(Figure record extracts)
** BEGIN **
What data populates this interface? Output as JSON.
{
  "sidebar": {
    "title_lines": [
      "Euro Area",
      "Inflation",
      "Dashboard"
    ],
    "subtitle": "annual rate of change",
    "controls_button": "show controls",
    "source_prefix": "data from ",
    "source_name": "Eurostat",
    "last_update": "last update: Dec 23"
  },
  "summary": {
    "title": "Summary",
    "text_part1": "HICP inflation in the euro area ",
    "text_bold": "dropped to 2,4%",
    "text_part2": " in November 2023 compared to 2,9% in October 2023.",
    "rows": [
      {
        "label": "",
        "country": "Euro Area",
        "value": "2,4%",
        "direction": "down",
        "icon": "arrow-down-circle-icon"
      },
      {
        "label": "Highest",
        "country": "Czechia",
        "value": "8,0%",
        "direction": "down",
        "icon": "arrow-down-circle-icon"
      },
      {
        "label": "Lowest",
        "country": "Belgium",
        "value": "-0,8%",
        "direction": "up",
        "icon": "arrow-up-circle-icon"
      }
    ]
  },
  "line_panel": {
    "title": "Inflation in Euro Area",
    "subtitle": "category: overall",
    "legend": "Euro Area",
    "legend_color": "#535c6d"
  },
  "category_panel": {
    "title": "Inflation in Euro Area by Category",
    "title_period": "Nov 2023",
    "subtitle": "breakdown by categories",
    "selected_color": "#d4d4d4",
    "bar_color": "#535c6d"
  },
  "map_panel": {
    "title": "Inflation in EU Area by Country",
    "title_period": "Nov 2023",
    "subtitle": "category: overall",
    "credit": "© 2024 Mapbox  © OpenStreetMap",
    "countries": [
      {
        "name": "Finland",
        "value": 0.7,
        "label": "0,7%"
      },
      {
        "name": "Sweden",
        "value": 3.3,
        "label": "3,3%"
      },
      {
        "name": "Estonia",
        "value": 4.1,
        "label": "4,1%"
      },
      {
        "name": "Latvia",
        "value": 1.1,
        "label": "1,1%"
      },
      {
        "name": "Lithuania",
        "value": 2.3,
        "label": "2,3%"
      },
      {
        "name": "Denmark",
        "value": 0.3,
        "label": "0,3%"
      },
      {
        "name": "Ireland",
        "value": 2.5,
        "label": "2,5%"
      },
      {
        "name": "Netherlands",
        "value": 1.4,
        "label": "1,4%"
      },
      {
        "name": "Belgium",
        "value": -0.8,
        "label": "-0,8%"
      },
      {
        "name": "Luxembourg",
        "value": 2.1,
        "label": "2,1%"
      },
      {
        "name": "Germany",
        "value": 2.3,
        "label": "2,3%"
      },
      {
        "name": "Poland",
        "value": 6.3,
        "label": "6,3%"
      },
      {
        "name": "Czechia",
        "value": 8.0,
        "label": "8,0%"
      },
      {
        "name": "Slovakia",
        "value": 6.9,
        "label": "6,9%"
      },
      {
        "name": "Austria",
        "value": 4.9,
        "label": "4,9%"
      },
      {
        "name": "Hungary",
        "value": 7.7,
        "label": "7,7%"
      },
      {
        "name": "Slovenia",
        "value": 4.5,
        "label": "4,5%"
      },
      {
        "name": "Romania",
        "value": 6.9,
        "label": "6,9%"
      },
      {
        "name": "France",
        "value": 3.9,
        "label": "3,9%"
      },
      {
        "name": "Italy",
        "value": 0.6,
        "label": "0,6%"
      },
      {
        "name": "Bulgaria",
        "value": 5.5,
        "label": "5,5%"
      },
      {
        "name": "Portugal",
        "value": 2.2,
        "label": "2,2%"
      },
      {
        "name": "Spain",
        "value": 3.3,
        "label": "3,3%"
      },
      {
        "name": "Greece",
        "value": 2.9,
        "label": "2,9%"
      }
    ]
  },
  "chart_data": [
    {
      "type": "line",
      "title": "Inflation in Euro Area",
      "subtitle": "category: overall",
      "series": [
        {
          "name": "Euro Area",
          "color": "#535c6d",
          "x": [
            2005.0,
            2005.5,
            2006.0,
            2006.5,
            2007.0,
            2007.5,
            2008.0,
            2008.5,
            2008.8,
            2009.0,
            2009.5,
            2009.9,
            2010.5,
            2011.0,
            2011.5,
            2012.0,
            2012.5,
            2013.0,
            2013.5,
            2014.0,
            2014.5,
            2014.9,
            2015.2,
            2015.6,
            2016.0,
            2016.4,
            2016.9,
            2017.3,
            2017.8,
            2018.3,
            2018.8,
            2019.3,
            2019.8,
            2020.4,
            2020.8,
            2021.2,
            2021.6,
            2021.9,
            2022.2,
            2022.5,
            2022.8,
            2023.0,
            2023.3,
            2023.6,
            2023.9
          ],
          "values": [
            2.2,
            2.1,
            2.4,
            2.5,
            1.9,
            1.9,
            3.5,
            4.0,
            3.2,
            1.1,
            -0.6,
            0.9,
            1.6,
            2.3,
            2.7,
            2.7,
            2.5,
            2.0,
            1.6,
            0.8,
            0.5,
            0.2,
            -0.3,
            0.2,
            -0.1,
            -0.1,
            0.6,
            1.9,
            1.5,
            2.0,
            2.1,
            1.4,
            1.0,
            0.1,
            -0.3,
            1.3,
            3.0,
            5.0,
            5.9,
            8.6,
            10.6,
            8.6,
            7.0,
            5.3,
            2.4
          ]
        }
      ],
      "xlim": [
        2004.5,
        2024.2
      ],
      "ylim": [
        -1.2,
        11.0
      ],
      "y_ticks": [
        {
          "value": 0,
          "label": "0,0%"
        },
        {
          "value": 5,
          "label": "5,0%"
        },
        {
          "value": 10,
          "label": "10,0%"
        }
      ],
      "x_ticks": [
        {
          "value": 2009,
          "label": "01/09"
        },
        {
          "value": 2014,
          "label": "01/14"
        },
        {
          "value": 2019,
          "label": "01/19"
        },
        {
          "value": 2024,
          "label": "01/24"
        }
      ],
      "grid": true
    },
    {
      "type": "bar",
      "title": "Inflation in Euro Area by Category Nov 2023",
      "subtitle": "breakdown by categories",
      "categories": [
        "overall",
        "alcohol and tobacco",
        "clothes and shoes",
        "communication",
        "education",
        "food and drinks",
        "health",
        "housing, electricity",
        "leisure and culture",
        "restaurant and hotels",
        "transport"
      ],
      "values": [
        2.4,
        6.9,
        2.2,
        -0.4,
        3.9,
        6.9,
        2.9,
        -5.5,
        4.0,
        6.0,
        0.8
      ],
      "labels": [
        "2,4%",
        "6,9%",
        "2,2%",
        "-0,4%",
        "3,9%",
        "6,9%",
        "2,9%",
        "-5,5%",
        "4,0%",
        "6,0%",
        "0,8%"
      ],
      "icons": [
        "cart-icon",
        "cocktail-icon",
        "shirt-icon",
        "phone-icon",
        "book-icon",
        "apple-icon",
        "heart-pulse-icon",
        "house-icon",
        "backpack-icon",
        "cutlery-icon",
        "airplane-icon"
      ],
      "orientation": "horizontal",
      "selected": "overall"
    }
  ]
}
** END **
PROMPT: Extract the full listing and reproduce each line exactly.

THE RESULT:
What data populates this interface? Output as JSON.
{
  "sidebar": {
    "title_lines": [
      "Euro Area",
      "Inflation",
      "Dashboard"
    ],
    "subtitle": "annual rate of change",
    "controls_button": "show controls",
    "source_prefix": "data from ",
    "source_name": "Eurostat",
    "last_update": "last update: Dec 23"
  },
  "summary": {
    "title": "Summary",
    "text_part1": "HICP inflation in the euro area ",
    "text_bold": "dropped to 2,4%",
    "text_part2": " in November 2023 compared to 2,9% in October 2023.",
    "rows": [
      {
        "label": "",
        "country": "Euro Area",
        "value": "2,4%",
        "direction": "down",
        "icon": "arrow-down-circle-icon"
      },
      {
        "label": "Highest",
        "country": "Czechia",
        "value": "8,0%",
        "direction": "down",
        "icon": "arrow-down-circle-icon"
      },
      {
        "label": "Lowest",
        "country": "Belgium",
        "value": "-0,8%",
        "direction": "up",
        "icon": "arrow-up-circle-icon"
      }
    ]
  },
  "line_panel": {
    "title": "Inflation in Euro Area",
    "subtitle": "category: overall",
    "legend": "Euro Area",
    "legend_color": "#535c6d"
  },
  "category_panel": {
    "title": "Inflation in Euro Area by Category",
    "title_period": "Nov 2023",
    "subtitle": "breakdown by categories",
    "selected_color": "#d4d4d4",
    "bar_color": "#535c6d"
  },
  "map_panel": {
    "title": "Inflation in EU Area by Country",
    "title_period": "Nov 2023",
    "subtitle": "category: overall",
    "credit": "© 2024 Mapbox  © OpenStreetMap",
    "countries": [
      {
        "name": "Finland",
        "value": 0.7,
        "label": "0,7%"
      },
      {
        "name": "Sweden",
        "value": 3.3,
        "label": "3,3%"
      },
      {
        "name": "Estonia",
        "value": 4.1,
        "label": "4,1%"
      },
      {
        "name": "Latvia",
        "value": 1.1,
        "label": "1,1%"
      },
      {
        "name": "Lithuania",
        "value": 2.3,
        "label": "2,3%"
      },
      {
        "name": "Denmark",
        "value": 0.3,
        "label": "0,3%"
      },
      {
        "name": "Ireland",
        "value": 2.5,
        "label": "2,5%"
      },
      {
        "name": "Netherlands",
        "value": 1.4,
        "label": "1,4%"
      },
      {
        "name": "Belgium",
        "value": -0.8,
        "label": "-0,8%"
      },
      {
        "name": "Luxembourg",
        "value": 2.1,
        "label": "2,1%"
      },
      {
        "name": "Germany",
        "value": 2.3,
        "label": "2,3%"
      },
      {
        "name": "Poland",
        "value": 6.3,
        "label": "6,3%"
      },
      {
        "name": "Czechia",
        "value": 8.0,
        "label": "8,0%"
      },
      {
        "name": "Slovakia",
        "value": 6.9,
        "label": "6,9%"
      },
      {
        "name": "Austria",
        "value": 4.9,
        "label": "4,9%"
      },
      {
        "name": "Hungary",
        "value": 7.7,
        "label": "7,7%"
      },
      {
        "name": "Slovenia",
        "value": 4.5,
        "label": "4,5%"
      },
      {
        "name": "Romania",
        "value": 6.9,
        "label": "6,9%"
      },
      {
        "name": "France",
        "value": 3.9,
        "label": "3,9%"
      },
      {
        "name": "Italy",
        "value": 0.6,
        "label": "0,6%"
      },
      {
        "name": "Bulgaria",
        "value": 5.5,
        "label": "5,5%"
      },
      {
        "name": "Portugal",
        "value": 2.2,
        "label": "2,2%"
      },
      {
        "name": "Spain",
        "value": 3.3,
        "label": "3,3%"
      },
      {
        "name": "Greece",
        "value": 2.9,
        "label": "2,9%"
      }
    ]
  },
  "chart_data": [
    {
      "type": "line",
      "title": "Inflation in Euro Area",
      "subtitle": "category: overall",
      "series": [
        {
          "name": "Euro Area",
          "color": "#535c6d",
          "x": [
            2005.0,
            2005.5,
            2006.0,
            2006.5,
            2007.0,
            2007.5,
            2008.0,
            2008.5,
            2008.8,
            2009.0,
            2009.5,
            2009.9,
            2010.5,
            2011.0,
            2011.5,
            2012.0,
            2012.5,
            2013.0,
            2013.5,
            2014.0,
            2014.5,
            2014.9,
            2015.2,
            2015.6,
            2016.0,
            2016.4,
            2016.9,
            2017.3,
            2017.8,
            2018.3,
            2018.8,
            2019.3,
            2019.8,
            2020.4,
            2020.8,
            2021.2,
            2021.6,
            2021.9,
            2022.2,
            2022.5,
            2022.8,
            2023.0,
            2023.3,
            2023.6,
            2023.9
          ],
          "values": [
            2.2,
            2.1,
            2.4,
            2.5,
            1.9,
            1.9,
            3.5,
            4.0,
            3.2,
            1.1,
            -0.6,
            0.9,
            1.6,
            2.3,
            2.7,
            2.7,
            2.5,
            2.0,
            1.6,
            0.8,
            0.5,
            0.2,
            -0.3,
            0.2,
            -0.1,
            -0.1,
            0.6,
            1.9,
            1.5,
            2.0,
            2.1,
            1.4,
            1.0,
            0.1,
            -0.3,
            1.3,
            3.0,
            5.0,
            5.9,
            8.6,
            10.6,
            8.6,
            7.0,
            5.3,
            2.4
          ]
        }
      ],
      "xlim": [
        2004.5,
        2024.2
      ],
      "ylim": [
        -1.2,
        11.0
      ],
      "y_ticks": [
        {
          "value": 0,
          "label": "0,0%"
        },
        {
          "value": 5,
          "label": "5,0%"
        },
        {
          "value": 10,
          "label": "10,0%"
        }
      ],
      "x_ticks": [
        {
          "value": 2009,
          "label": "01/09"
        },
        {
          "value": 2014,
          "label": "01/14"
        },
        {
          "value": 2019,
          "label": "01/19"
        },
        {
          "value": 2024,
          "label": "01/24"
        }
      ],
      "grid": true
    },
    {
      "type": "bar",
      "title": "Inflation in Euro Area by Category Nov 2023",
      "subtitle": "breakdown by categories",
      "categories": [
        "overall",
        "alcohol and tobacco",
        "clothes and shoes",
        "communication",
        "education",
        "food and drinks",
        "health",
        "housing, electricity",
        "leisure and culture",
        "restaurant and hotels",
        "transport"
      ],
      "values": [
        2.4,
        6.9,
        2.2,
        -0.4,
        3.9,
        6.9,
        2.9,
        -5.5,
        4.0,
        6.0,
        0.8
      ],
      "labels": [
        "2,4%",
        "6,9%",
        "2,2%",
        "-0,4%",
        "3,9%",
        "6,9%",
        "2,9%",
        "-5,5%",
        "4,0%",
        "6,0%",
        "0,8%"
      ],
      "icons": [
        "cart-icon",
        "cocktail-icon",
        "shirt-icon",
        "phone-icon",
        "book-icon",
        "apple-icon",
        "heart-pulse-icon",
        "house-icon",
        "backpack-icon",
        "cutlery-icon",
        "airplane-icon"
      ],
      "orientation": "horizontal",
      "selected": "overall"
    }
  ]
}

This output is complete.